*GIVEN INFORMATION*.
▬▬▬▬▬▬

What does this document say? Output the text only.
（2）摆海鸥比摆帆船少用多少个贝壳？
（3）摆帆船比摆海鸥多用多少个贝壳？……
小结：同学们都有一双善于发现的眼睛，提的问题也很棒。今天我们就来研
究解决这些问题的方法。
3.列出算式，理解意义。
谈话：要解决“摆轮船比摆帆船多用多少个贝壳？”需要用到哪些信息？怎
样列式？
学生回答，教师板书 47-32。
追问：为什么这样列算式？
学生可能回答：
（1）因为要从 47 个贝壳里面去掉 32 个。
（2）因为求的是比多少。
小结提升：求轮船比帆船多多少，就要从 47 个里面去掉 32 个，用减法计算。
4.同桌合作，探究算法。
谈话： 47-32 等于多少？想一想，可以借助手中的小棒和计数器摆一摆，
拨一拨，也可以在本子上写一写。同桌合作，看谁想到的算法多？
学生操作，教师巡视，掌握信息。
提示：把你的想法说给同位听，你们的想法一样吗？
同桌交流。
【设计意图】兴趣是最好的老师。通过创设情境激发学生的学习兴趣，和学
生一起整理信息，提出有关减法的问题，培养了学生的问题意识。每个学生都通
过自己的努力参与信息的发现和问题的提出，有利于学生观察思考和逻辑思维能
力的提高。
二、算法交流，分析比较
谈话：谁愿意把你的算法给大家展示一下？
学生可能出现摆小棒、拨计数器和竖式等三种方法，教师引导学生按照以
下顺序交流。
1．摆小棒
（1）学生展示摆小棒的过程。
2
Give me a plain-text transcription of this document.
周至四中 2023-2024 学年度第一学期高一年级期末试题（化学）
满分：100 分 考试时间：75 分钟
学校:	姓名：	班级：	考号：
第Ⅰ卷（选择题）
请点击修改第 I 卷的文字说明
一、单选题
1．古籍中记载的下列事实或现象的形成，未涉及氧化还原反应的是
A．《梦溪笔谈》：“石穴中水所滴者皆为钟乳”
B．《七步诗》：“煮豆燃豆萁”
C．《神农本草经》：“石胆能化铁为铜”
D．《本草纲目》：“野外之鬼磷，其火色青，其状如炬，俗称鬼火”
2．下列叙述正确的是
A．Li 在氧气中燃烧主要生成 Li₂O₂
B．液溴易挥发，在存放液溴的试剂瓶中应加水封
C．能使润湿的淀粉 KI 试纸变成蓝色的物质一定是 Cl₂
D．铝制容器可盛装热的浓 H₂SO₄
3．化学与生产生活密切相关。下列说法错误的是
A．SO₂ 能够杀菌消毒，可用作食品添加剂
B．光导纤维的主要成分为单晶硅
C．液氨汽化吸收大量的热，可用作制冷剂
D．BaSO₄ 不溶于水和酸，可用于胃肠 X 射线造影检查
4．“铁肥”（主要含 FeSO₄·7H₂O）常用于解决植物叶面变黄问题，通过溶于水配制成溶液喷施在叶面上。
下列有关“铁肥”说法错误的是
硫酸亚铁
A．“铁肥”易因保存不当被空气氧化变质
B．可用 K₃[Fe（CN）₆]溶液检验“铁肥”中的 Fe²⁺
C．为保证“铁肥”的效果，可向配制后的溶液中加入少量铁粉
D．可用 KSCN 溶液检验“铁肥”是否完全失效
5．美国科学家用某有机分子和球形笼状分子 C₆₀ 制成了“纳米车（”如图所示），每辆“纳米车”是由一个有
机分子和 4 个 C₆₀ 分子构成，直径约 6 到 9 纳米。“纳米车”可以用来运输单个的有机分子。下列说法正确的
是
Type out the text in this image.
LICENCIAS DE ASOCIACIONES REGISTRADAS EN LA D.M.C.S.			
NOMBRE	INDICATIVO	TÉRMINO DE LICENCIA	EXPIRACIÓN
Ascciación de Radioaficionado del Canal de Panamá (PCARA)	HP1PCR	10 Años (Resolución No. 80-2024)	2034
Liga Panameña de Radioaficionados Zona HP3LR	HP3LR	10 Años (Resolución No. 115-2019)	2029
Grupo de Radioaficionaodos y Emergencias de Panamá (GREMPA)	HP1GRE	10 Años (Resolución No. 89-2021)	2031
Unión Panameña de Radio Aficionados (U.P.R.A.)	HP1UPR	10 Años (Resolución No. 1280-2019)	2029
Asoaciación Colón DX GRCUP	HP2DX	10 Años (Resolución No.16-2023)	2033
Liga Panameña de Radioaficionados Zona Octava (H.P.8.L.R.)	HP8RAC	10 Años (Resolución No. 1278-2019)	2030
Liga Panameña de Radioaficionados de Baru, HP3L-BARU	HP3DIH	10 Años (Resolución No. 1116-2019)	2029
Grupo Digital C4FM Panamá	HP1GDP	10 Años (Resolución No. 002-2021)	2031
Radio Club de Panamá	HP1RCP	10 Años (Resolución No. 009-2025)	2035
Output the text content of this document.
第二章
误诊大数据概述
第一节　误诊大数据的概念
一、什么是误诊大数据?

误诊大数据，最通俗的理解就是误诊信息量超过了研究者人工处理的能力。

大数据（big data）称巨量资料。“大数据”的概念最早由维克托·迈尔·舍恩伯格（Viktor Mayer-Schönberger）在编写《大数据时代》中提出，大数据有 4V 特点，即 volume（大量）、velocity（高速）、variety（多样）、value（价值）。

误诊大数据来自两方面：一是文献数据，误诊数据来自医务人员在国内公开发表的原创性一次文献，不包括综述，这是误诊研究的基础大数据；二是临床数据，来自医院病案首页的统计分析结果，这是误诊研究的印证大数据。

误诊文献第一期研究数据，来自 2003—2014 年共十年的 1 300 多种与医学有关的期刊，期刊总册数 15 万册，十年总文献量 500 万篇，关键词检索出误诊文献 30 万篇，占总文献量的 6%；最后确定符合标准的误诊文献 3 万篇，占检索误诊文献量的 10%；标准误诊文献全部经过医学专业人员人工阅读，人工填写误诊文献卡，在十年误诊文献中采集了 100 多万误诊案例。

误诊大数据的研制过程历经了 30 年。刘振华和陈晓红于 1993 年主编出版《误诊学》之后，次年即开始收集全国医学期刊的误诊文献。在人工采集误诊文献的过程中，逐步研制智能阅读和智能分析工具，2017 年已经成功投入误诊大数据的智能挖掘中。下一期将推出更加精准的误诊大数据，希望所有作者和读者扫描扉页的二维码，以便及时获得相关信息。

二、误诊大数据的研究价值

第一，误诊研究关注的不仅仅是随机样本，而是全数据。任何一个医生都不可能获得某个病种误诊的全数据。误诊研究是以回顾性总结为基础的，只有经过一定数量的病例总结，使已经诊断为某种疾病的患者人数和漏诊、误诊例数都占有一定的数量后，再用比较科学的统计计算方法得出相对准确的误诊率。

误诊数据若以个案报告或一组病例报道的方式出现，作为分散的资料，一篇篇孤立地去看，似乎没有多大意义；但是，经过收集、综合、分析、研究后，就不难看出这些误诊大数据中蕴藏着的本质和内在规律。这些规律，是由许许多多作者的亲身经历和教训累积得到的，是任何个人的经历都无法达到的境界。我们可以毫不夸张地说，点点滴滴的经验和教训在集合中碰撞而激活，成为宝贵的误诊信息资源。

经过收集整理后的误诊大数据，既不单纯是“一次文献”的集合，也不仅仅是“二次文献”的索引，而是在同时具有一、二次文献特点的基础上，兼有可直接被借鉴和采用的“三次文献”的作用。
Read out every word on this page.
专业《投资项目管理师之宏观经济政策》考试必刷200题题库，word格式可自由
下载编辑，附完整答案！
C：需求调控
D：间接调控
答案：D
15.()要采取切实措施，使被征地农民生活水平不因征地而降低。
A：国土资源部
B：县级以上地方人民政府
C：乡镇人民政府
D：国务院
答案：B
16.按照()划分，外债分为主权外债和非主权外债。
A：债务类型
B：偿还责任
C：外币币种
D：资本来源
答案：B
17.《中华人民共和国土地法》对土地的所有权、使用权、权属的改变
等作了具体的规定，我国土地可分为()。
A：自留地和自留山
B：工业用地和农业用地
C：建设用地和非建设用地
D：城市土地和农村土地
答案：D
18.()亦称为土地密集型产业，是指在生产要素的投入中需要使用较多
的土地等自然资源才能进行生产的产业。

▬▬▬▬▬▬

*WHAT IS EXPECTED*. Go through the material and copy out every line with "同桌合作" in it.

*RESULT OF THE TASK*.
4.同桌合作，探究算法。
拨一拨，也可以在本子上写一写。同桌合作，看谁想到的算法多？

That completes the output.